任务目标 A:
请给出这篇讲位运算取模的摘录中从“rb.nodes = make(nodes, size)”到“the queue is disposed.”的部分，一字不改。

++++++++

源码中的超高性能取模
今天在看一个golang的ringbuffer的源码时看到一段看不懂的代码
https://github.com/Workiva/go-datastructures/blob/c466da296827daa1e1efba14c912e2802533fe7f/queue/ring.go#L96
func (rb *RingBuffer) init(size uint64) {
size = roundUp(size)
rb.nodes = make(nodes, size)
for i := uint64(0); i < size; i++ {
rb.nodes[i] = node{position: i}
}
rb.mask = size - 1 // so we don't have to do this with every put/get operation
}
// Put adds the provided item to the queue. If the queue is full, this
// call will block until an item is added to the queue or Dispose is called
// on the queue. An error will be returned if the queue is disposed.
func (rb *RingBuffer) Put(item interface{}) error {
_, err := rb.put(item, false)
return err
}
// Offer adds the provided item to the queue if there is space. If the queue
// is full, this call will return false. An error will be returned if the
// queue is disposed.
func (rb *RingBuffer) Offer(item interface{}) (bool, error) {
return rb.put(item, true)
}
func (rb *RingBuffer) put(item interface{}, offer bool) (bool, error) {
var n *node
pos := atomic.LoadUint64(&rb.queue)
L:
for {
if atomic.LoadUint64(&rb.disposed) == 1 {
return false, ErrDisposed
}
n = &rb.nodes[pos&rb.mask]
seq := atomic.LoadUint64(&n.position)
switch dif := seq - pos; {
case dif == 0:
if atomic.CompareAndSwapUint64(&rb.queue, pos, pos+1) {
break L
}
case dif < 0:
panic(`Ring buffer in a compromised state during a put operation.`)
default:
pos = atomic.LoadUint64(&rb.queue)
}
if offer {
return false, nil
}
runtime.Gosched() // free up the cpu before the next iteration
}
n.data = item
atomic.StoreUint64(&n.position, pos+1)
return true, nil
}
rb.mask = size - 1
n = &rb.nodes[pos&rb.mask]
这两行代码从意思上理解是要取模, 因为是ringbuffer嘛, 所以肯定要取模, 但是为啥他的取模这么简单?
分析代码得到, size肯定是2的倍数, 结果发现size-1 & pos 就 等于 pos % size
例如:size = 8
那么mask = 0b111
比如 pos = 9, 那么 0b111 & 0b1001 = 1就是取模的值
原理就是2的倍数减1肯定是全是1的二进制位, &运算正好就会去除高位, 所以结果就等于取模的值了,
顿时觉得大佬写的代码真🐂🍺
然后想到go的map肯定也是要取模的, 因为go的map有一堆bucket, 然后hash算出offset, 那go源码是不是这么做的, 查看map.go源码
发现也有很多这样取模的
bucket := hash & bucketMask(h.B)
总结:
以后如果有需要取模运算的情况话, 可以用这个方法优化性能

++++++++

任务目标 B:
把下面所列的行中，从含有“feature-card-kindergarten-transition — [38, 112, 714, 214]”的那一行到含有“452, 685, 570]”的那一行逐字照打一遍，首尾两行都算在内。

++++++++

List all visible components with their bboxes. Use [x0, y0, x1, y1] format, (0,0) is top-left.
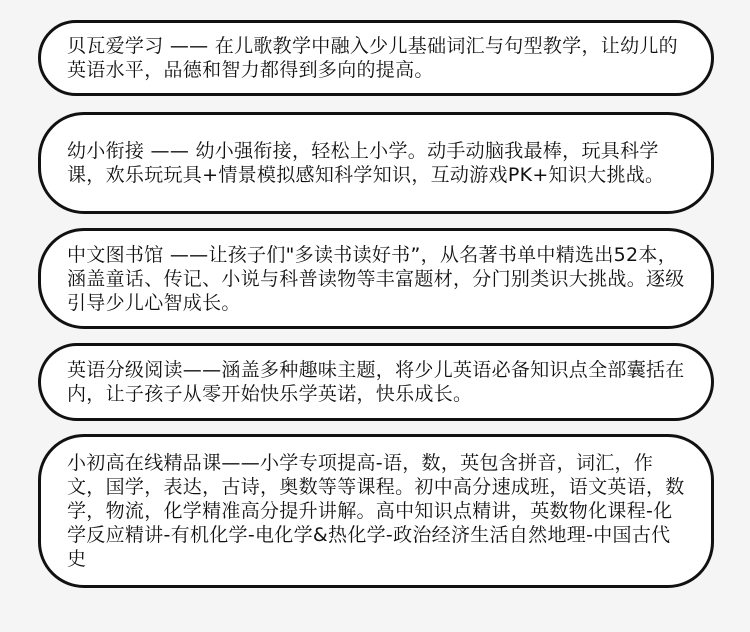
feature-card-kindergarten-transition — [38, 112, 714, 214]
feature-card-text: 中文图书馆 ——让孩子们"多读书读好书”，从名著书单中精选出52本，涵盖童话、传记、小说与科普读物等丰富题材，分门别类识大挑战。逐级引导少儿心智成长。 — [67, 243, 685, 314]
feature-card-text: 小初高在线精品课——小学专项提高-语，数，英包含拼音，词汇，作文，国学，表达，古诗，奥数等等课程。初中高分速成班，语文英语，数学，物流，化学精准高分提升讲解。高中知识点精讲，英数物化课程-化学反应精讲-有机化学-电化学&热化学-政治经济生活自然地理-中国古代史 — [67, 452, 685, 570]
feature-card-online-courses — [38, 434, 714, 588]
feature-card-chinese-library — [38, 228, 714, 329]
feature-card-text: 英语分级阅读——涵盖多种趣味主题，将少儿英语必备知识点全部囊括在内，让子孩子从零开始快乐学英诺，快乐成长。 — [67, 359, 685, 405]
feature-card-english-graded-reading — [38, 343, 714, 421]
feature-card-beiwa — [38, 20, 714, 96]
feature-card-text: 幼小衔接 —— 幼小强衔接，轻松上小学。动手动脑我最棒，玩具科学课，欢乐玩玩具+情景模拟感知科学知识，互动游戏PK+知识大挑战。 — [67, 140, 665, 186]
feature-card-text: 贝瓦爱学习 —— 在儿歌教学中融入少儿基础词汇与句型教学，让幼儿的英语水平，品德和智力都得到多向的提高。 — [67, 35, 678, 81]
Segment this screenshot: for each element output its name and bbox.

++++++++

解答示例 A:
rb.nodes = make(nodes, size)
for i := uint64(0); i < size; i++ {
rb.nodes[i] = node{position: i}
}
rb.mask = size - 1 // so we don't have to do this with every put/get operation
}
// Put adds the provided item to the queue. If the queue is full, this
// call will block until an item is added to the queue or Dispose is called
// on the queue. An error will be returned if the queue is disposed.

解答示例 B:
feature-card-kindergarten-transition — [38, 112, 714, 214]
feature-card-text: 中文图书馆 ——让孩子们"多读书读好书”，从名著书单中精选出52本，涵盖童话、传记、小说与科普读物等丰富题材，分门别类识大挑战。逐级引导少儿心智成长。 — [67, 243, 685, 314]
feature-card-text: 小初高在线精品课——小学专项提高-语，数，英包含拼音，词汇，作文，国学，表达，古诗，奥数等等课程。初中高分速成班，语文英语，数学，物流，化学精准高分提升讲解。高中知识点精讲，英数物化课程-化学反应精讲-有机化学-电化学&热化学-政治经济生活自然地理-中国古代史 — [67, 452, 685, 570]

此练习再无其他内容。